__Data shown__
****************************************

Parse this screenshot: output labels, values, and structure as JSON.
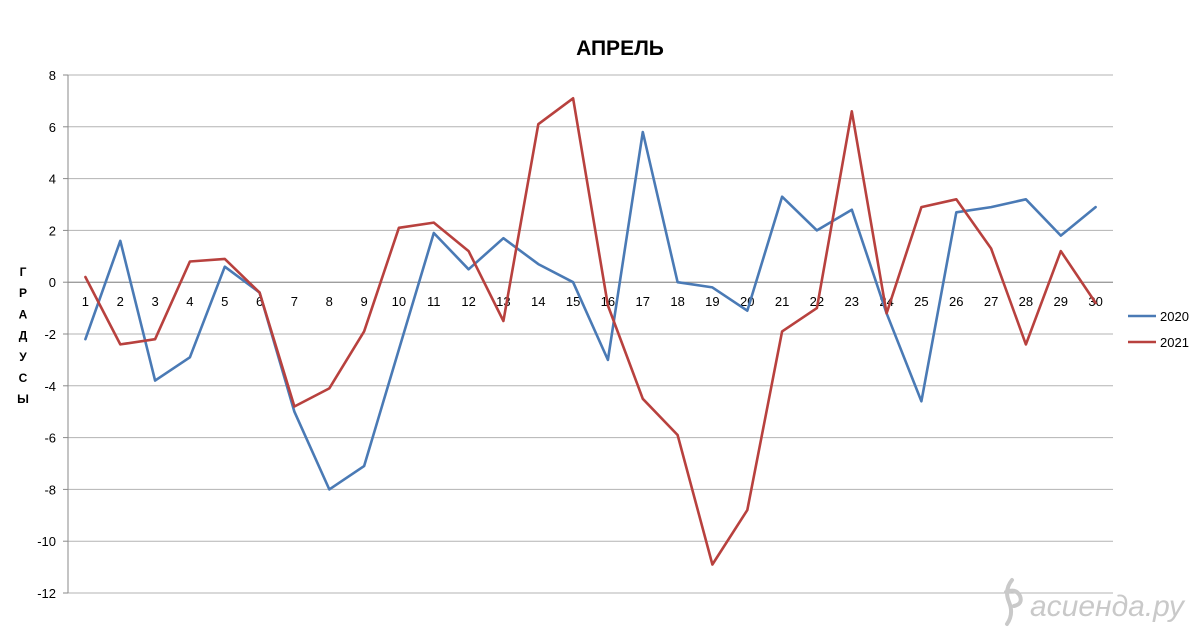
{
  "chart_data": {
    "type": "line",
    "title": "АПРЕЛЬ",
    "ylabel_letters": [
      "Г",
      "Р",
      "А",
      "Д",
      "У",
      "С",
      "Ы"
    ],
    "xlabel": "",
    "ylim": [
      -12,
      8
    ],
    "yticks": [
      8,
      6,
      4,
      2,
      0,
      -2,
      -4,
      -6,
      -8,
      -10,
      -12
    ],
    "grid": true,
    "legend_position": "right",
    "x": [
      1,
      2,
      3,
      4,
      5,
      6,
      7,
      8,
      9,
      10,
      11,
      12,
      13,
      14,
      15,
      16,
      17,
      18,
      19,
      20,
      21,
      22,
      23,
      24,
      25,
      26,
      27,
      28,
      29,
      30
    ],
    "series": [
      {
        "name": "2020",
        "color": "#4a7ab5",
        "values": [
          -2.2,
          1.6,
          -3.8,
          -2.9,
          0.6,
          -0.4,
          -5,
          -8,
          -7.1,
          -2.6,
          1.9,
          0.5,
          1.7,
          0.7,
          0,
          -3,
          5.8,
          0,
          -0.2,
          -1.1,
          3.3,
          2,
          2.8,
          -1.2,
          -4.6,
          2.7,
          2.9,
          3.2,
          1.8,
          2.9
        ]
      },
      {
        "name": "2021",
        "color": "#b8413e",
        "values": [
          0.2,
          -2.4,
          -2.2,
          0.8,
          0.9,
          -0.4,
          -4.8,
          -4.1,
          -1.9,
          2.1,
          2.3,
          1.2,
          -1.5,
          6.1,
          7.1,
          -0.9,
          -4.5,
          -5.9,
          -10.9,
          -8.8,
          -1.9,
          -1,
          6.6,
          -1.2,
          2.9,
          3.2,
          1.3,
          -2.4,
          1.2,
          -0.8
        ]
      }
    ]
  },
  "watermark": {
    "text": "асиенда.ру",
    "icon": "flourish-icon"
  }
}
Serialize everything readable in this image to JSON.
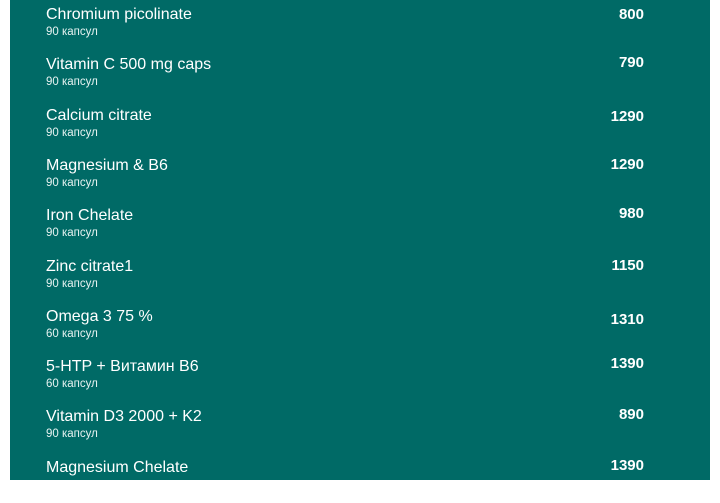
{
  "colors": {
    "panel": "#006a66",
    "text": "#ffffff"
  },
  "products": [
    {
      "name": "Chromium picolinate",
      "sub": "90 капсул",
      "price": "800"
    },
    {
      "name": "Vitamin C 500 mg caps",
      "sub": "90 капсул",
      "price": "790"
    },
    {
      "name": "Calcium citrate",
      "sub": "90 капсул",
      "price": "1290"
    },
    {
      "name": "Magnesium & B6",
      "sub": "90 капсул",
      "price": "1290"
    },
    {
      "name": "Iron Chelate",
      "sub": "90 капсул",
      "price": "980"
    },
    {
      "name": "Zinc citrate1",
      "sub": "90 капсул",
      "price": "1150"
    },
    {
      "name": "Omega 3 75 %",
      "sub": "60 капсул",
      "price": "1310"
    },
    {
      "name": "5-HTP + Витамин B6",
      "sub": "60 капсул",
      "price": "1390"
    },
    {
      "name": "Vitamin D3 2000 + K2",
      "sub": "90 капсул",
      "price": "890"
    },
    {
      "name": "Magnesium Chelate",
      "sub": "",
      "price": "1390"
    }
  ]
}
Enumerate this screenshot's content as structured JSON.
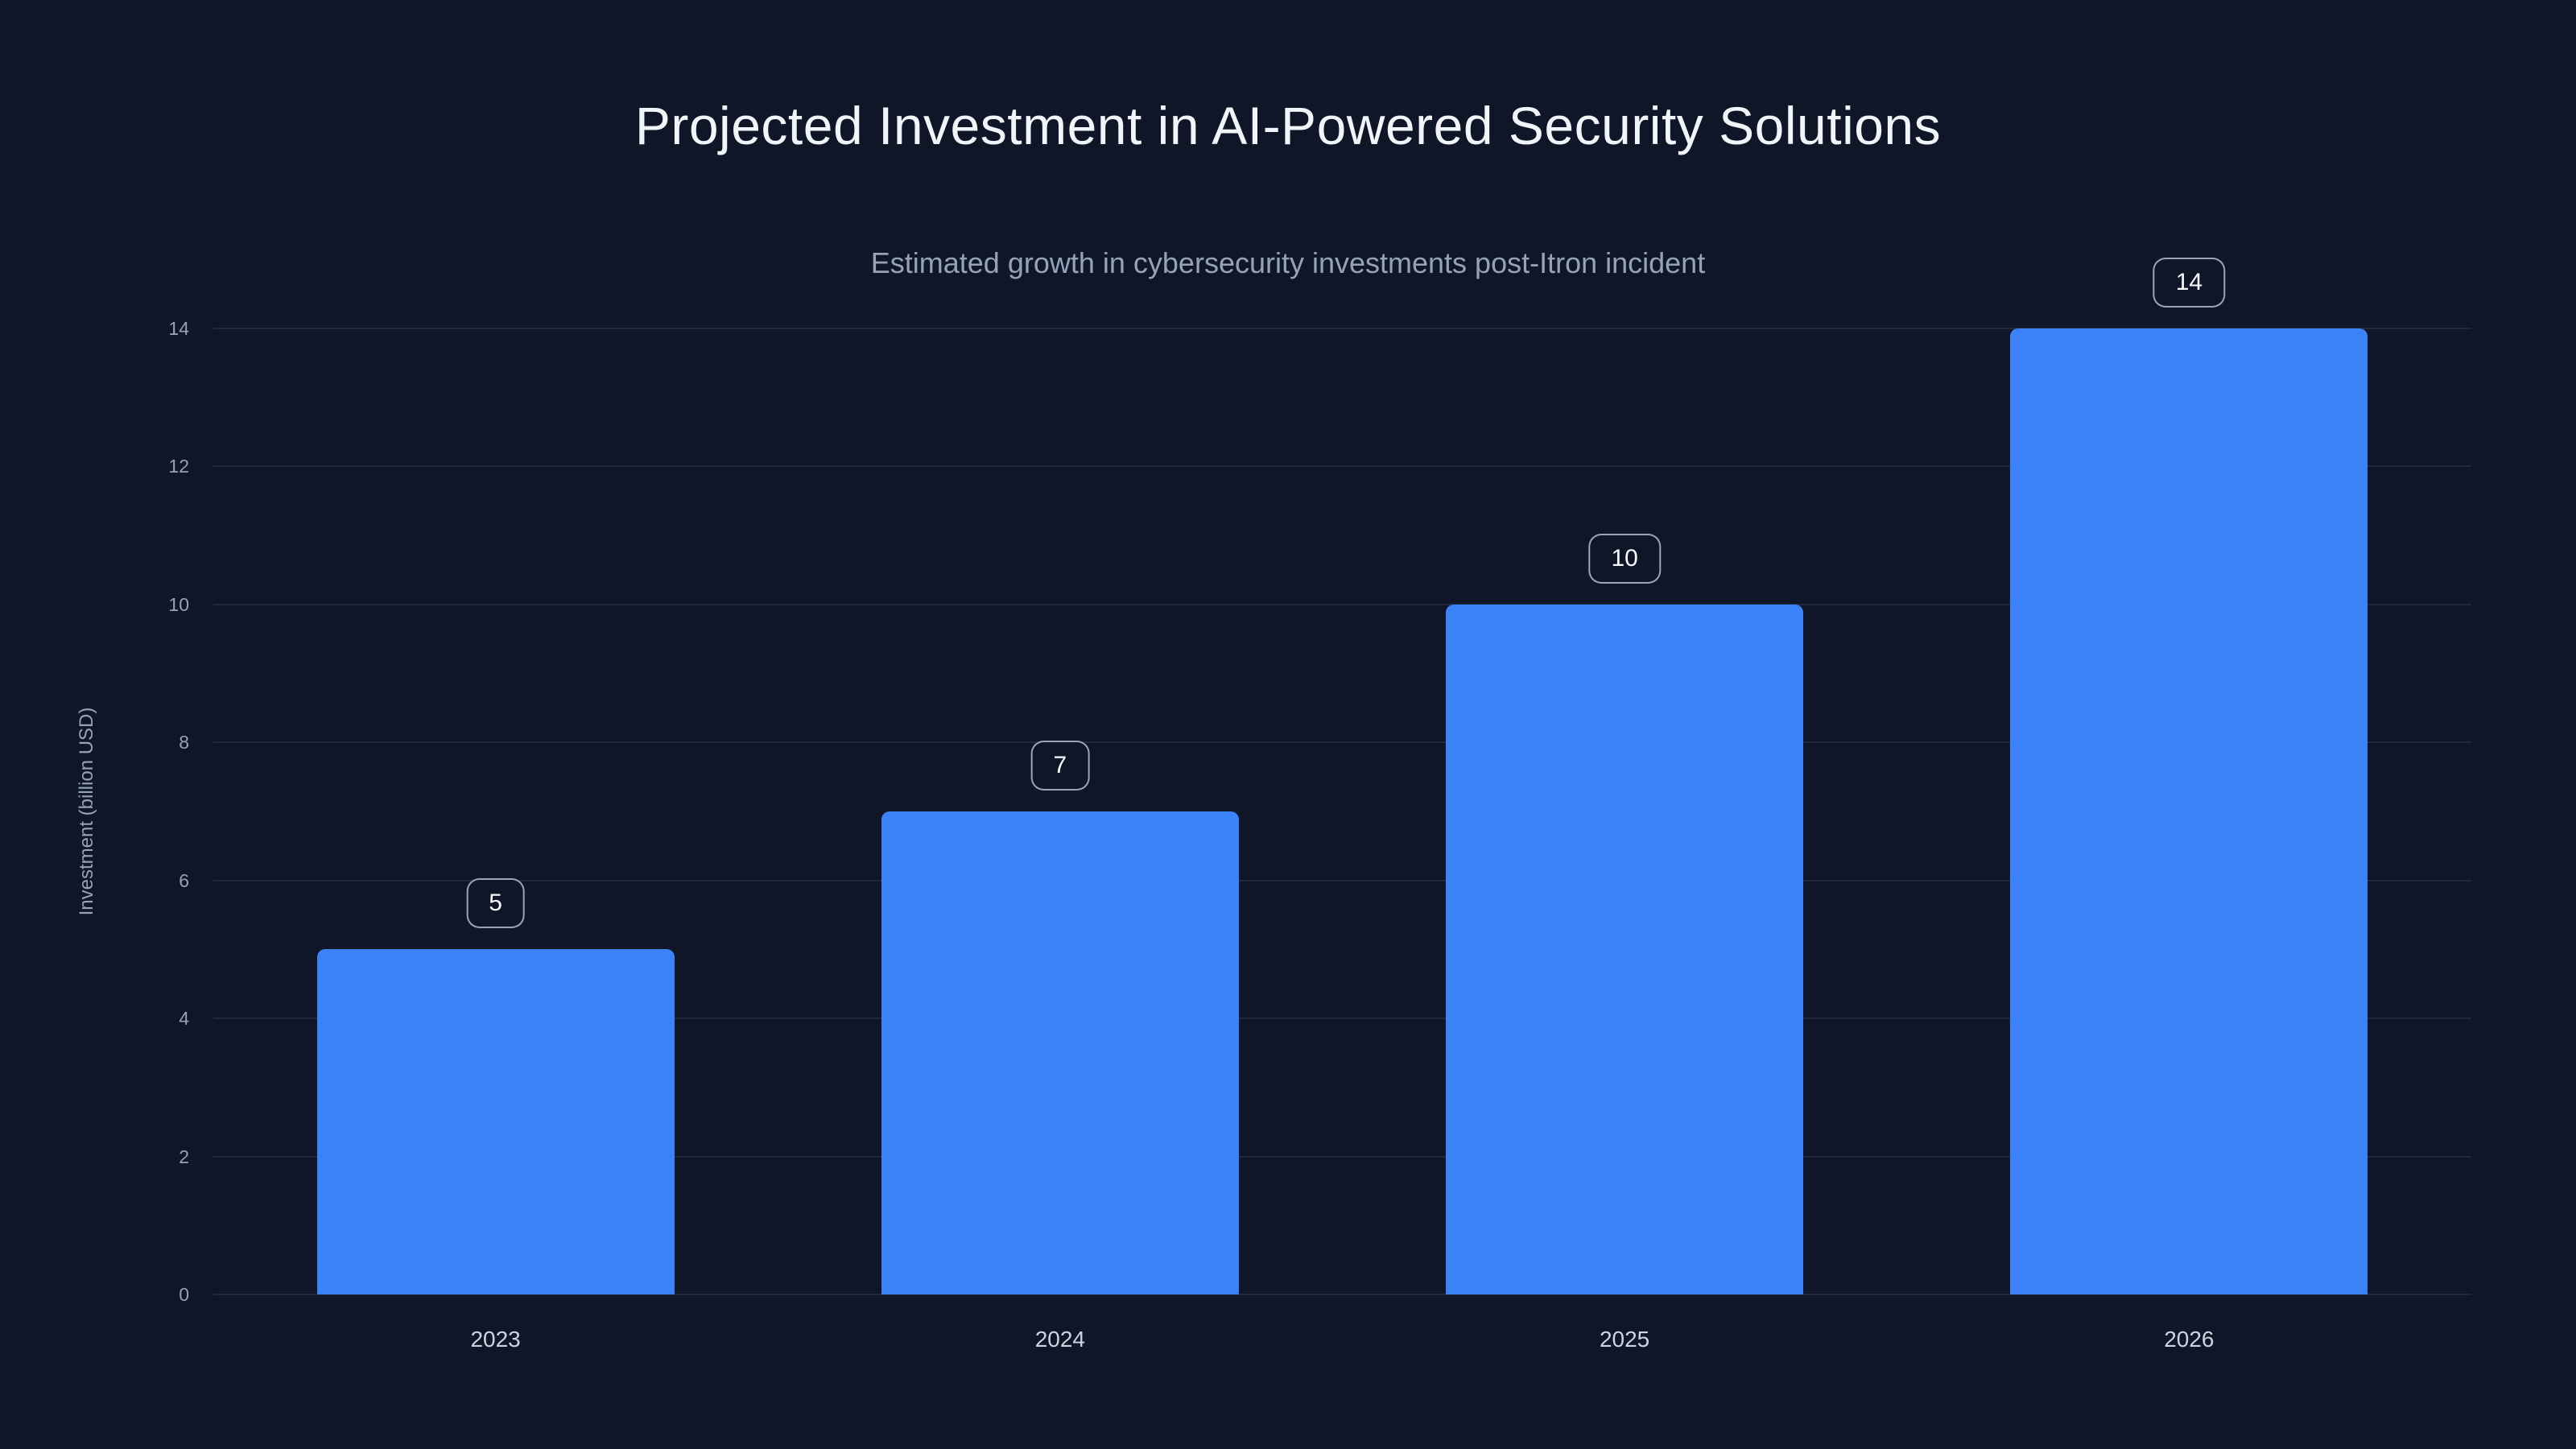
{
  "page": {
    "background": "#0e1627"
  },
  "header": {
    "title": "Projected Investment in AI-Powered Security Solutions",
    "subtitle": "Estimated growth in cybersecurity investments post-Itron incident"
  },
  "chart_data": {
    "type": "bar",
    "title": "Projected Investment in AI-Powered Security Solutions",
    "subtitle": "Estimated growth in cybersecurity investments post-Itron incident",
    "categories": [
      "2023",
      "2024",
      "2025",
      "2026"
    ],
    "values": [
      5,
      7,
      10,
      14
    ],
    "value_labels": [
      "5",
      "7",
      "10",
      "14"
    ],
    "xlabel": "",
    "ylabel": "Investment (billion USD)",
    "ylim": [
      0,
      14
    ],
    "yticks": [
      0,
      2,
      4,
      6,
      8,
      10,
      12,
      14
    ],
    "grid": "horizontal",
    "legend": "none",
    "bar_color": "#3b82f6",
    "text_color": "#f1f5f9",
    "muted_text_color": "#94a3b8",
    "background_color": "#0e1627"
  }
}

****************************************

__What is being asked__
Leave every image out, and retype the material exactly.

__Correct response__
Parse this screenshot: output labels, values, and structure as JSON.
{
  "chart_data": {
    "type": "line",
    "title": "АПРЕЛЬ",
    "ylabel_letters": [
      "Г",
      "Р",
      "А",
      "Д",
      "У",
      "С",
      "Ы"
    ],
    "xlabel": "",
    "ylim": [
      -12,
      8
    ],
    "yticks": [
      8,
      6,
      4,
      2,
      0,
      -2,
      -4,
      -6,
      -8,
      -10,
      -12
    ],
    "grid": true,
    "legend_position": "right",
    "x": [
      1,
      2,
      3,
      4,
      5,
      6,
      7,
      8,
      9,
      10,
      11,
      12,
      13,
      14,
      15,
      16,
      17,
      18,
      19,
      20,
      21,
      22,
      23,
      24,
      25,
      26,
      27,
      28,
      29,
      30
    ],
    "series": [
      {
        "name": "2020",
        "color": "#4a7ab5",
        "values": [
          -2.2,
          1.6,
          -3.8,
          -2.9,
          0.6,
          -0.4,
          -5,
          -8,
          -7.1,
          -2.6,
          1.9,
          0.5,
          1.7,
          0.7,
          0,
          -3,
          5.8,
          0,
          -0.2,
          -1.1,
          3.3,
          2,
          2.8,
          -1.2,
          -4.6,
          2.7,
          2.9,
          3.2,
          1.8,
          2.9
        ]
      },
      {
        "name": "2021",
        "color": "#b8413e",
        "values": [
          0.2,
          -2.4,
          -2.2,
          0.8,
          0.9,
          -0.4,
          -4.8,
          -4.1,
          -1.9,
          2.1,
          2.3,
          1.2,
          -1.5,
          6.1,
          7.1,
          -0.9,
          -4.5,
          -5.9,
          -10.9,
          -8.8,
          -1.9,
          -1,
          6.6,
          -1.2,
          2.9,
          3.2,
          1.3,
          -2.4,
          1.2,
          -0.8
        ]
      }
    ]
  },
  "watermark": {
    "text": "асиенда.ру",
    "icon": "flourish-icon"
  }
}
Serialize everything readable in this image to JSON.
{
  "colors": {
    "panel": "#006a66",
    "text": "#ffffff"
  },
  "products": [
    {
      "name": "Chromium picolinate",
      "sub": "90 капсул",
      "price": "800"
    },
    {
      "name": "Vitamin C 500 mg caps",
      "sub": "90 капсул",
      "price": "790"
    },
    {
      "name": "Calcium citrate",
      "sub": "90 капсул",
      "price": "1290"
    },
    {
      "name": "Magnesium & B6",
      "sub": "90 капсул",
      "price": "1290"
    },
    {
      "name": "Iron Chelate",
      "sub": "90 капсул",
      "price": "980"
    },
    {
      "name": "Zinc citrate1",
      "sub": "90 капсул",
      "price": "1150"
    },
    {
      "name": "Omega 3 75 %",
      "sub": "60 капсул",
      "price": "1310"
    },
    {
      "name": "5-HTP + Витамин B6",
      "sub": "60 капсул",
      "price": "1390"
    },
    {
      "name": "Vitamin D3 2000 + K2",
      "sub": "90 капсул",
      "price": "890"
    },
    {
      "name": "Magnesium Chelate",
      "sub": "",
      "price": "1390"
    }
  ]
}
Enumerate this screenshot's content as structured JSON.
{
  "page": {
    "background": "#0e1627"
  },
  "header": {
    "title": "Projected Investment in AI-Powered Security Solutions",
    "subtitle": "Estimated growth in cybersecurity investments post-Itron incident"
  },
  "chart_data": {
    "type": "bar",
    "title": "Projected Investment in AI-Powered Security Solutions",
    "subtitle": "Estimated growth in cybersecurity investments post-Itron incident",
    "categories": [
      "2023",
      "2024",
      "2025",
      "2026"
    ],
    "values": [
      5,
      7,
      10,
      14
    ],
    "value_labels": [
      "5",
      "7",
      "10",
      "14"
    ],
    "xlabel": "",
    "ylabel": "Investment (billion USD)",
    "ylim": [
      0,
      14
    ],
    "yticks": [
      0,
      2,
      4,
      6,
      8,
      10,
      12,
      14
    ],
    "grid": "horizontal",
    "legend": "none",
    "bar_color": "#3b82f6",
    "text_color": "#f1f5f9",
    "muted_text_color": "#94a3b8",
    "background_color": "#0e1627"
  }
}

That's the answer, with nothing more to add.